-- Written request --
Skip the images and copy each record exactly as written.

-- Exercise material --
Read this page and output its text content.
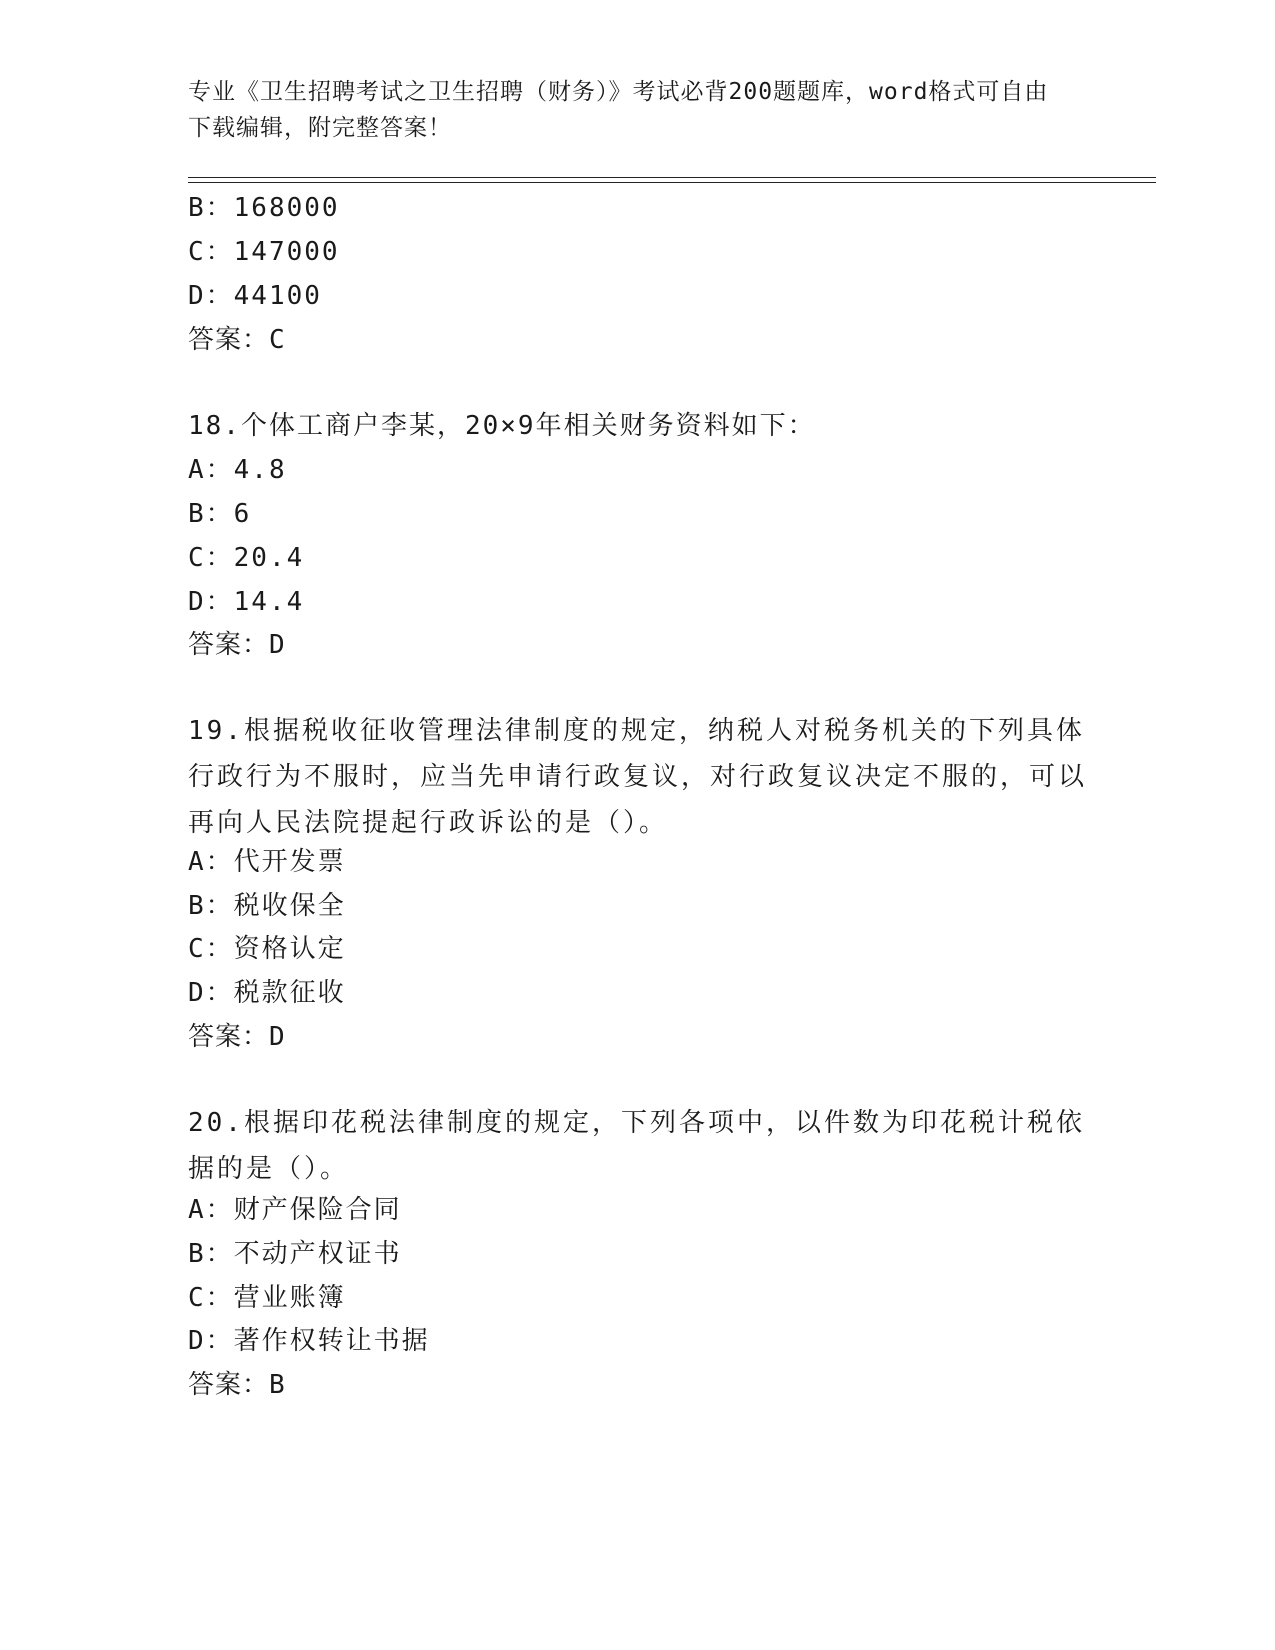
专业《卫生招聘考试之卫生招聘（财务）》考试必背200题题库，word格式可自由下载编辑，附完整答案！
B：168000
C：147000
D：44100
答案：C
18.个体工商户李某，20×9年相关财务资料如下：
A：4.8
B：6
C：20.4
D：14.4
答案：D
19.根据税收征收管理法律制度的规定，纳税人对税务机关的下列具体行政行为不服时，应当先申请行政复议，对行政复议决定不服的，可以再向人民法院提起行政诉讼的是（）。
A：代开发票
B：税收保全
C：资格认定
D：税款征收
答案：D
20.根据印花税法律制度的规定，下列各项中，以件数为印花税计税依据的是（）。
A：财产保险合同
B：不动产权证书
C：营业账簿
D：著作权转让书据
答案：B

-- Result of this exercise --
Read this page and output its text content.
专业《卫生招聘考试之卫生招聘（财务）》考试必背200题题库，word格式可自由下载编辑，附完整答案！
B：168000
C：147000
D：44100
答案：C
18.个体工商户李某，20×9年相关财务资料如下：
A：4.8
B：6
C：20.4
D：14.4
答案：D
19.根据税收征收管理法律制度的规定，纳税人对税务机关的下列具体行政行为不服时，应当先申请行政复议，对行政复议决定不服的，可以再向人民法院提起行政诉讼的是（）。
A：代开发票
B：税收保全
C：资格认定
D：税款征收
答案：D
20.根据印花税法律制度的规定，下列各项中，以件数为印花税计税依据的是（）。
A：财产保险合同
B：不动产权证书
C：营业账簿
D：著作权转让书据
答案：B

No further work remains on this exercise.